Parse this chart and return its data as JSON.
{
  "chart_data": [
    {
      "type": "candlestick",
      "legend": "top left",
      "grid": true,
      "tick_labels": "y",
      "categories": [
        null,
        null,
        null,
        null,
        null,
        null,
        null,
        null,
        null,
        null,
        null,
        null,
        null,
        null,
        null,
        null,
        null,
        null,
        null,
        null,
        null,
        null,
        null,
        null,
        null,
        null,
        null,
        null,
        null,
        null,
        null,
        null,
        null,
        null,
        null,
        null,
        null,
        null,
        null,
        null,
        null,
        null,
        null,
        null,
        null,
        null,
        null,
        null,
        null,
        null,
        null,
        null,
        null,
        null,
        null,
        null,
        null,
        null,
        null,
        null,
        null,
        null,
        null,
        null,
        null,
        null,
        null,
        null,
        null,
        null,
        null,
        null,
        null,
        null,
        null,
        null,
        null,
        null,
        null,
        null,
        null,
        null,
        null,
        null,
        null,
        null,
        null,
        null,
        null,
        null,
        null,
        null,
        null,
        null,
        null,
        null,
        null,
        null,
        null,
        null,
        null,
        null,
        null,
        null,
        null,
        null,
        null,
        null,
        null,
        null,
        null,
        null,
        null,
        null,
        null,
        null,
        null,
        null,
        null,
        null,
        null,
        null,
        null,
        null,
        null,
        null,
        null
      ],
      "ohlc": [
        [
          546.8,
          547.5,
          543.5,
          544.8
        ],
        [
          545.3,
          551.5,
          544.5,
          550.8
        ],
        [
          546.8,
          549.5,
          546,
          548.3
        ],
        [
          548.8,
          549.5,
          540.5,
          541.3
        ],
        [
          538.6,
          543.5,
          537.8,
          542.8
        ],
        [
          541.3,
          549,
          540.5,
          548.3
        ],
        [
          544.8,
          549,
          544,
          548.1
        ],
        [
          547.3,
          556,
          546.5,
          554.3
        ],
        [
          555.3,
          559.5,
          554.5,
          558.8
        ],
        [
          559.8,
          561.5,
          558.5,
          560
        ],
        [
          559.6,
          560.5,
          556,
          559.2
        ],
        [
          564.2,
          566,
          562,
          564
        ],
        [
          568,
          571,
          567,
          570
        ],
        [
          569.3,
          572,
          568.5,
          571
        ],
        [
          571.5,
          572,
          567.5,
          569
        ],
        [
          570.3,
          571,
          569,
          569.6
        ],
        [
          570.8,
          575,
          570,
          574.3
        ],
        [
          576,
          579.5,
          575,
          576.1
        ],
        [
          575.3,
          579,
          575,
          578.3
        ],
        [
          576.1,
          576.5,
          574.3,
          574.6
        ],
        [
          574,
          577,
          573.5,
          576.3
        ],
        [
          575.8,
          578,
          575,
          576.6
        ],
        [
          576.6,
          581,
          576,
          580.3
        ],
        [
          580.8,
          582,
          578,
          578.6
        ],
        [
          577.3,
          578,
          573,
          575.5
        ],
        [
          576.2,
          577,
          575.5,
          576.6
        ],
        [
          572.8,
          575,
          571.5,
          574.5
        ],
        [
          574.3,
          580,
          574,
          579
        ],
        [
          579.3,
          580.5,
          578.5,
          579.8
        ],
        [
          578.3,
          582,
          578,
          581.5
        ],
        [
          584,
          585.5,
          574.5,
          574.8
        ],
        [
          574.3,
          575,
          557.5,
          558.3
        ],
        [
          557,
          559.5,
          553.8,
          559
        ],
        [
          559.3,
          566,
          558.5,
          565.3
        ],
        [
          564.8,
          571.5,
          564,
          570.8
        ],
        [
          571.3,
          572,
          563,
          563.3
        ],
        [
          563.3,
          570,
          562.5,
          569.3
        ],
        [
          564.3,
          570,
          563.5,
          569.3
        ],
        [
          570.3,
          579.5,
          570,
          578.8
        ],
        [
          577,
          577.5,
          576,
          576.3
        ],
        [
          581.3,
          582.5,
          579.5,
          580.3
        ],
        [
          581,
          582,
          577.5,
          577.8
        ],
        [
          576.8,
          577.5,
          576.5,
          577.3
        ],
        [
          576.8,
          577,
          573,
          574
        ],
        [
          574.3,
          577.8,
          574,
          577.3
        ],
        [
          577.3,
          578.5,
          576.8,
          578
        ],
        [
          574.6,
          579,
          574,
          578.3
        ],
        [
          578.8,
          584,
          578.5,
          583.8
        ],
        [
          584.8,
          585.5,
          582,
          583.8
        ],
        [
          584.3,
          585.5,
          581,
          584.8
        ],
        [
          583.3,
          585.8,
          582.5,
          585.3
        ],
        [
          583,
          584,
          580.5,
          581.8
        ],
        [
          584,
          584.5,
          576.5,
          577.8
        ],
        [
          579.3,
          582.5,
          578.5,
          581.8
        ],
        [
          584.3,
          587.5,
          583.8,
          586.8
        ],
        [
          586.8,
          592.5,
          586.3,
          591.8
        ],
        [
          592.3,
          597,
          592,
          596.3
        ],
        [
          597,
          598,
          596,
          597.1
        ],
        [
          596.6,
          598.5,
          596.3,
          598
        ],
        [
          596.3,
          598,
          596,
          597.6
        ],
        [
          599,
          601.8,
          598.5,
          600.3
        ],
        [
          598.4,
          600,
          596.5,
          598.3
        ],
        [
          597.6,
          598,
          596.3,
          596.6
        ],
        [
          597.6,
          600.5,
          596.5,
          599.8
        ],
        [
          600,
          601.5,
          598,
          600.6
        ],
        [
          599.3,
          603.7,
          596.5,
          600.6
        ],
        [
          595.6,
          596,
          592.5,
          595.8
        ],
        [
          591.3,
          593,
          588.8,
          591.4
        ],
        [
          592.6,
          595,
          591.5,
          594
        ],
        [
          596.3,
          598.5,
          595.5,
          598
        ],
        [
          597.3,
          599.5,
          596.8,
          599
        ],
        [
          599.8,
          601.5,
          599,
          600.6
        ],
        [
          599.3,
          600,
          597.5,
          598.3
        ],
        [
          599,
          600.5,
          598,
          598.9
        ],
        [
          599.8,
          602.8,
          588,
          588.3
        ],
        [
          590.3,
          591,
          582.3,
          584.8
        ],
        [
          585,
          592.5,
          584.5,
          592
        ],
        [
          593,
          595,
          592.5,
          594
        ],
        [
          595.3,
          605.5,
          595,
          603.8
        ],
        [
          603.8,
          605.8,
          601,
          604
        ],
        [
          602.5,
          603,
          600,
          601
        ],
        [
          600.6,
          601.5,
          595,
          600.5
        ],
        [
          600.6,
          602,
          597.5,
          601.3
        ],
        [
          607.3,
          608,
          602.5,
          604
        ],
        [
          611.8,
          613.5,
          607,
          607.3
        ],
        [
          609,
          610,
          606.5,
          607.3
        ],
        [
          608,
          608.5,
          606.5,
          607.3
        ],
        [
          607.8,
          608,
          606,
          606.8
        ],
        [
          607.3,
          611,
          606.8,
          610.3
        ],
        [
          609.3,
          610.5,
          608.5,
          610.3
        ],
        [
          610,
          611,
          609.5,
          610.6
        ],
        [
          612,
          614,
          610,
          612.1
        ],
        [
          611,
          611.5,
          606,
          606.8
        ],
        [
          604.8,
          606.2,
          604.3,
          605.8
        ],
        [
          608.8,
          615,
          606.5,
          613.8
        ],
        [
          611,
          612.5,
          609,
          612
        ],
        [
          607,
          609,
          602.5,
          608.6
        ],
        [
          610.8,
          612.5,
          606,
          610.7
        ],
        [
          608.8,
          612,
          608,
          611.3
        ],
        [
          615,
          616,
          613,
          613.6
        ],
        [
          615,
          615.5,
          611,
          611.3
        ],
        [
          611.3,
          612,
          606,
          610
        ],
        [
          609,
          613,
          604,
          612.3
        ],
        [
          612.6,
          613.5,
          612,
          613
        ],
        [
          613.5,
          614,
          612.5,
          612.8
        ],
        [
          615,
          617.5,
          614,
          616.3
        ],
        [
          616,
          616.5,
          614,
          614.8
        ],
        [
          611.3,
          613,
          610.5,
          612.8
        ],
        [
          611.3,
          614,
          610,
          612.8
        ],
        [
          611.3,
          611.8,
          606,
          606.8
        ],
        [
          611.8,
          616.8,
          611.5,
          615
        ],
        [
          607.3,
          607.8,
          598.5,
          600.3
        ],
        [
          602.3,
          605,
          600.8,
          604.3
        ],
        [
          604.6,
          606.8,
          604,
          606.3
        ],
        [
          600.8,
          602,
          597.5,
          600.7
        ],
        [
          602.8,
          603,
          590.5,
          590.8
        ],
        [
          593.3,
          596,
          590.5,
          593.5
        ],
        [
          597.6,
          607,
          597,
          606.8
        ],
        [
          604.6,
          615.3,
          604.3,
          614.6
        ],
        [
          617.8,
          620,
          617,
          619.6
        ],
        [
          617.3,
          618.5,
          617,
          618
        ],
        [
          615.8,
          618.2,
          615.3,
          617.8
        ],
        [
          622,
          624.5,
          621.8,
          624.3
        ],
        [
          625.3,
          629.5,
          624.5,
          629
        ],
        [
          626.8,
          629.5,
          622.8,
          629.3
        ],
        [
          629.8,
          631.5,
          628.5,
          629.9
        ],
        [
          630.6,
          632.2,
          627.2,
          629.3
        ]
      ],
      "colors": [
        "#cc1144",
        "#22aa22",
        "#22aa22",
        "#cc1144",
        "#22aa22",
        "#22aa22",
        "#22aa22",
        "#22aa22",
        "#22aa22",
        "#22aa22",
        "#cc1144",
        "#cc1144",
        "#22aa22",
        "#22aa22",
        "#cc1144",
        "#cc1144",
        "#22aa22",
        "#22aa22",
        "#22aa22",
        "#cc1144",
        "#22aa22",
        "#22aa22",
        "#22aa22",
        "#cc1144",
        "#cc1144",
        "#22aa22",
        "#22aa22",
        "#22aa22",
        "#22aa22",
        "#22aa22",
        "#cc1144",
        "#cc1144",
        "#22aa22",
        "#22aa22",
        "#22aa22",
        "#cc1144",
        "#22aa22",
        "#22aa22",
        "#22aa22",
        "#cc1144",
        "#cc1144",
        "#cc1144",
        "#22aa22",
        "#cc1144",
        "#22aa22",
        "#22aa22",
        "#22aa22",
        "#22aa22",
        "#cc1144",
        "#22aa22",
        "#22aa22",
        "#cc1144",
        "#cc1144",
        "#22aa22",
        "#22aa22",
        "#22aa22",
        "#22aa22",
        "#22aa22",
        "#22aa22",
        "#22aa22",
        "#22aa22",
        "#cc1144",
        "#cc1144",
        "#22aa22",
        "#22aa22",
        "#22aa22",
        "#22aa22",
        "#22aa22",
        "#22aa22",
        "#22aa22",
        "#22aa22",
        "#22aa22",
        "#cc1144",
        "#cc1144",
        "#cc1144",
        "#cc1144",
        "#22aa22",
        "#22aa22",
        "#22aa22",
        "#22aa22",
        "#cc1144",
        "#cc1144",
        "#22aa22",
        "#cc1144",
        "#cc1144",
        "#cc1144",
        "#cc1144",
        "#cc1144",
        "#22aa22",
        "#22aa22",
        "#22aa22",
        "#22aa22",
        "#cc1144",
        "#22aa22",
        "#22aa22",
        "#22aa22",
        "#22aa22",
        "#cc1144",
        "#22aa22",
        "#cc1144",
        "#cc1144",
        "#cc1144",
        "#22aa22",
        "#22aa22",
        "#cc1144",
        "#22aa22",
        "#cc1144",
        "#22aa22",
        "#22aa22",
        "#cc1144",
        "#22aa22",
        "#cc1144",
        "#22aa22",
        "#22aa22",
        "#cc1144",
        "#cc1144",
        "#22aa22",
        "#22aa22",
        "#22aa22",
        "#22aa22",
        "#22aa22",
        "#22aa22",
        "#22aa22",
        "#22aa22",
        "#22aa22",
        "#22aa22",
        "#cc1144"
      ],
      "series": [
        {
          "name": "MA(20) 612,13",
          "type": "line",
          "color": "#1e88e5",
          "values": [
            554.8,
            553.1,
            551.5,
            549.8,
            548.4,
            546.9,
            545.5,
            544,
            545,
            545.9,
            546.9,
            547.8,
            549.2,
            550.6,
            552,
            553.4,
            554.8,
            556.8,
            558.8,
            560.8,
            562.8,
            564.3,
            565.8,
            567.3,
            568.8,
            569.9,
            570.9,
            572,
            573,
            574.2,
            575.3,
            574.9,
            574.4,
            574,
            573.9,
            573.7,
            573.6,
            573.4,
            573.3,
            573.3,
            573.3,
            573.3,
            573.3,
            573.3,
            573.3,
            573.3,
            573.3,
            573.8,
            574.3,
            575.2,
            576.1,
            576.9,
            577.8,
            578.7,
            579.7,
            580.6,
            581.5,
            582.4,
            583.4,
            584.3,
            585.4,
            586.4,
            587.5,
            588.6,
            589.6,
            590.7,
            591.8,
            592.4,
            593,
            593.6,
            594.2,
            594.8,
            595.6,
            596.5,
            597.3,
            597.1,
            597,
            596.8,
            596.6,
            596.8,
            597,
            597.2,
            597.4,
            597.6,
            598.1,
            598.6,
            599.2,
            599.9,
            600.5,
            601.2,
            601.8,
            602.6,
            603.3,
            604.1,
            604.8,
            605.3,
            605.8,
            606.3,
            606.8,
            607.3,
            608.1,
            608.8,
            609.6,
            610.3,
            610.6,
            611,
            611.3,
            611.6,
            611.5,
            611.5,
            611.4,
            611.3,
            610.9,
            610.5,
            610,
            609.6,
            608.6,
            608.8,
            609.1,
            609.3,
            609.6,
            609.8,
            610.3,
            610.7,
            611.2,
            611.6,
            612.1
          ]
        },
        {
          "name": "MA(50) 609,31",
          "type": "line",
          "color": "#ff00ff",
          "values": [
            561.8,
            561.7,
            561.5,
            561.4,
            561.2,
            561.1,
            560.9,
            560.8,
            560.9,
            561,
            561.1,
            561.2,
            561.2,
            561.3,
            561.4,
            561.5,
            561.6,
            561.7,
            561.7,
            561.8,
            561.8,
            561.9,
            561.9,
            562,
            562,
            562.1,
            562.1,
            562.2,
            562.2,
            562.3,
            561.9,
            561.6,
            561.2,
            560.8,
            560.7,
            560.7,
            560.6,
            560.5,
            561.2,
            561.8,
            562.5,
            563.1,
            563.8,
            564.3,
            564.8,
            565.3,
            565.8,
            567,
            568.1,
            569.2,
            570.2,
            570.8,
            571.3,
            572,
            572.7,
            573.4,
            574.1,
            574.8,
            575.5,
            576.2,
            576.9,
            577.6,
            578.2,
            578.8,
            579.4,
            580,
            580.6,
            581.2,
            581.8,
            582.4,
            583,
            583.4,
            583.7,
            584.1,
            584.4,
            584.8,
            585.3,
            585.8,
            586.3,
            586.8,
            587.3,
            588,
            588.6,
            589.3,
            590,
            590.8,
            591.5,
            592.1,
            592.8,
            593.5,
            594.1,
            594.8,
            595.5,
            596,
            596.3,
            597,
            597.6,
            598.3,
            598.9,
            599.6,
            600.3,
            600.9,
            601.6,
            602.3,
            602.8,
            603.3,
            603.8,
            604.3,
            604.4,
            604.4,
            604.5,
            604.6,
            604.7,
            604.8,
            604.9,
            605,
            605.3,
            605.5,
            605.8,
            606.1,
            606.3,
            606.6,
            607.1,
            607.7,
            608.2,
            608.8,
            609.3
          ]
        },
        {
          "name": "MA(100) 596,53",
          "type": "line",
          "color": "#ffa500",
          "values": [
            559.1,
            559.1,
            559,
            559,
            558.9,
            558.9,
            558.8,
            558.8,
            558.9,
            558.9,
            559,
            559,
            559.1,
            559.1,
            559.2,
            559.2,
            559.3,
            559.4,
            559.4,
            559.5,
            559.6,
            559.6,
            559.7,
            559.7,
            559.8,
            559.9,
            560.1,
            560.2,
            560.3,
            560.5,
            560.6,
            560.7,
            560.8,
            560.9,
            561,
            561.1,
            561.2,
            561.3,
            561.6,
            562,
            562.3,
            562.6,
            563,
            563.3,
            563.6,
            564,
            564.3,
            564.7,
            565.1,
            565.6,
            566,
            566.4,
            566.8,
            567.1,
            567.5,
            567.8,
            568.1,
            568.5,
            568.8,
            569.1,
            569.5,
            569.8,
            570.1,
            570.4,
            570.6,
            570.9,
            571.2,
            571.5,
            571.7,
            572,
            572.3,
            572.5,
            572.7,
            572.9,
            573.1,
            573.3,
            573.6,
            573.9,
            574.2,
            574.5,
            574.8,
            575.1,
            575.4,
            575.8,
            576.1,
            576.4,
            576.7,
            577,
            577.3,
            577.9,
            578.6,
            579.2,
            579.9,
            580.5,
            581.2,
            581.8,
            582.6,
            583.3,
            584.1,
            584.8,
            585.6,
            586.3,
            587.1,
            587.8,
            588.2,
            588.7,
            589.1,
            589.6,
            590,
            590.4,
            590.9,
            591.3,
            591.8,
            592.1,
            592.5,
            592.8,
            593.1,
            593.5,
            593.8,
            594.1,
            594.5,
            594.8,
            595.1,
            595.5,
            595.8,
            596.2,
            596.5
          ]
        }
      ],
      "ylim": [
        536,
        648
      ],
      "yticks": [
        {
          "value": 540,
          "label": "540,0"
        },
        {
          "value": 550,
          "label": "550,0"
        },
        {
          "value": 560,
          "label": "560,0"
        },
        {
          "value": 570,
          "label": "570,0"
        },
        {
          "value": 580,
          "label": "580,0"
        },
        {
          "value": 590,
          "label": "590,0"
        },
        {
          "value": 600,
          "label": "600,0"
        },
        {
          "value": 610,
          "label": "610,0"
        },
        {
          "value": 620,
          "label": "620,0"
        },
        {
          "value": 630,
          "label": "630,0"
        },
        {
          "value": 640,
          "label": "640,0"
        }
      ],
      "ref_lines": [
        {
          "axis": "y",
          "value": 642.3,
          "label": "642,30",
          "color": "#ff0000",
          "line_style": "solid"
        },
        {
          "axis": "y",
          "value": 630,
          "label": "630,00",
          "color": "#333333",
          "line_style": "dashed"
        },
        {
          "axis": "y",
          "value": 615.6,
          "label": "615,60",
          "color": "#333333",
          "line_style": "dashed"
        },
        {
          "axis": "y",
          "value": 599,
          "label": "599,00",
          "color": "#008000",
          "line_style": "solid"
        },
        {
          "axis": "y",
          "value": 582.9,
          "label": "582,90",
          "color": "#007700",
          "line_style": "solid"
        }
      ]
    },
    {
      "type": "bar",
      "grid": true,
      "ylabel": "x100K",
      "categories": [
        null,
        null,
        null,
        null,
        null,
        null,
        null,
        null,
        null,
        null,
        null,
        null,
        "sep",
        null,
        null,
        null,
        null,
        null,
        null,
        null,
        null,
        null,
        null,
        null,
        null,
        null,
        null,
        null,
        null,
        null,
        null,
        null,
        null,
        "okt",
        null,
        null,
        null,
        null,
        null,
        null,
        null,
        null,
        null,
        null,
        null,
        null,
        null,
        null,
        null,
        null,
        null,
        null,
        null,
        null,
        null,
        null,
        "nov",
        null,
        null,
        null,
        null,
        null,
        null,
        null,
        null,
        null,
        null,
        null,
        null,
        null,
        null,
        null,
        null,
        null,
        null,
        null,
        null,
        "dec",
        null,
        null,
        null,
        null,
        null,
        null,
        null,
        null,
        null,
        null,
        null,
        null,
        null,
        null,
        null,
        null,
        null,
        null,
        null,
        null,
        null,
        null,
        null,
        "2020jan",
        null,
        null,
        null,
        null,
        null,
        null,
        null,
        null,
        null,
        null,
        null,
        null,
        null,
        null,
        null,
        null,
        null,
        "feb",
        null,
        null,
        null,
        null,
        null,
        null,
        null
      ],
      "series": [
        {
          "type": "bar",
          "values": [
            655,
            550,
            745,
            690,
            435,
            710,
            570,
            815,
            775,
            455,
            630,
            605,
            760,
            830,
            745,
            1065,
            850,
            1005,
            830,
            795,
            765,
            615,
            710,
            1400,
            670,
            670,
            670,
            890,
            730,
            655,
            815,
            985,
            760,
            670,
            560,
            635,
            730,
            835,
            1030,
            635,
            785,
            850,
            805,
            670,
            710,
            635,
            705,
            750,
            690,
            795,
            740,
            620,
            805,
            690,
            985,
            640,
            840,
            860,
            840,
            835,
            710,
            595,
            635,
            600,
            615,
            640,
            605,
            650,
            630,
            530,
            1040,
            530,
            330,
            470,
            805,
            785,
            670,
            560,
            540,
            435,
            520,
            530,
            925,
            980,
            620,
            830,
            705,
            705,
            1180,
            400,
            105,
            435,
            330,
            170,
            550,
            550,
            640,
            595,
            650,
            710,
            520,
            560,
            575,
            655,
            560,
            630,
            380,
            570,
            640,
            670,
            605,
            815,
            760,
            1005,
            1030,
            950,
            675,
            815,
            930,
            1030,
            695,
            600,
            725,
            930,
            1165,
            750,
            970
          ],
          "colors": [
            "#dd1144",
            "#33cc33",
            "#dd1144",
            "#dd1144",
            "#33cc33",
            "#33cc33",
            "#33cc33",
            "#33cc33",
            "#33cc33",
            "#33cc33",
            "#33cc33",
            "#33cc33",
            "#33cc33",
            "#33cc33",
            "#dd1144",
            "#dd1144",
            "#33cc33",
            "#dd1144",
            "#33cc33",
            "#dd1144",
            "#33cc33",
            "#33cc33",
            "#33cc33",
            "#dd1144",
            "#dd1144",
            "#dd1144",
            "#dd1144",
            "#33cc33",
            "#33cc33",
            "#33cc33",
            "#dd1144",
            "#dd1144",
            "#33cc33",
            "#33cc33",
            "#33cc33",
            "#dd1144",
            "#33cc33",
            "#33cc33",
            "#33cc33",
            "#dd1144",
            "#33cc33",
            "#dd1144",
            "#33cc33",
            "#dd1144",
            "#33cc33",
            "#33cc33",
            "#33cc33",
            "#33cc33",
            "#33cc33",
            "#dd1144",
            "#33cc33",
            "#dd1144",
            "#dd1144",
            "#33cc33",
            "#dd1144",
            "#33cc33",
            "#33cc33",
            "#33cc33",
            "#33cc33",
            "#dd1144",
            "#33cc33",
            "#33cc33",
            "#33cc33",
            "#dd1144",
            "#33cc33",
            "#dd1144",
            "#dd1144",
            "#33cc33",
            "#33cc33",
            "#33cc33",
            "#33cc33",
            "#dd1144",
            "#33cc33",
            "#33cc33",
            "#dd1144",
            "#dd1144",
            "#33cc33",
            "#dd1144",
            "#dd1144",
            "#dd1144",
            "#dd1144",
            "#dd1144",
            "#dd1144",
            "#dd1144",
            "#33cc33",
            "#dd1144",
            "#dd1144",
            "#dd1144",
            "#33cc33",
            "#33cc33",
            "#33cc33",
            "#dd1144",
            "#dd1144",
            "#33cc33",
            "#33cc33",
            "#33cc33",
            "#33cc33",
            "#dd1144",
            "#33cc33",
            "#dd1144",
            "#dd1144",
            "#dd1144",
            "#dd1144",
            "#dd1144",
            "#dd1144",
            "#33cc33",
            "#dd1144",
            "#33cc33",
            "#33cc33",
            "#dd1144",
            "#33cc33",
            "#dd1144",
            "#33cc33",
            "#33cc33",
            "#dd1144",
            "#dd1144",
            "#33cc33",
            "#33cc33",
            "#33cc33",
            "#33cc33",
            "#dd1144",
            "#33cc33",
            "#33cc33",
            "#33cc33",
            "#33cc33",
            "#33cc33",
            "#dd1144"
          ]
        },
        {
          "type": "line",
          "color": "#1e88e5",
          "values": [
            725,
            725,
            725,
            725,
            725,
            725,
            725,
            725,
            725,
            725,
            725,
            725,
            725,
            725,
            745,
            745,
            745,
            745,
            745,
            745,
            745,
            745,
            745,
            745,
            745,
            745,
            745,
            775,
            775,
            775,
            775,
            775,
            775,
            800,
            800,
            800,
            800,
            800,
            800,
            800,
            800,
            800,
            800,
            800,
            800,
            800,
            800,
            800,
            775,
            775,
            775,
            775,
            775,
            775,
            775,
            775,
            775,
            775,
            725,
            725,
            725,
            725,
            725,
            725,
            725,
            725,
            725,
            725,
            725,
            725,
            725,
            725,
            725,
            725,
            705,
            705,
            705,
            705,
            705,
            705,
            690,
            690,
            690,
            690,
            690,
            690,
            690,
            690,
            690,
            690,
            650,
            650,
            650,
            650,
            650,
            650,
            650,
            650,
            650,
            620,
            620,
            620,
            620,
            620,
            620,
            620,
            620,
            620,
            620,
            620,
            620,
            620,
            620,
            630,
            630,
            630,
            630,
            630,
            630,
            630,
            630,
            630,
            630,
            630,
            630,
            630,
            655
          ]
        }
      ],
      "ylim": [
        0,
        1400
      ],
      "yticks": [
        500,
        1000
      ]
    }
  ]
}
- - -
Objective: Go through the lines above. Select every one that has the string "name".

Response to this task:
          "name": "MA(20) 612,13",
          "name": "MA(50) 609,31",
          "name": "MA(100) 596,53",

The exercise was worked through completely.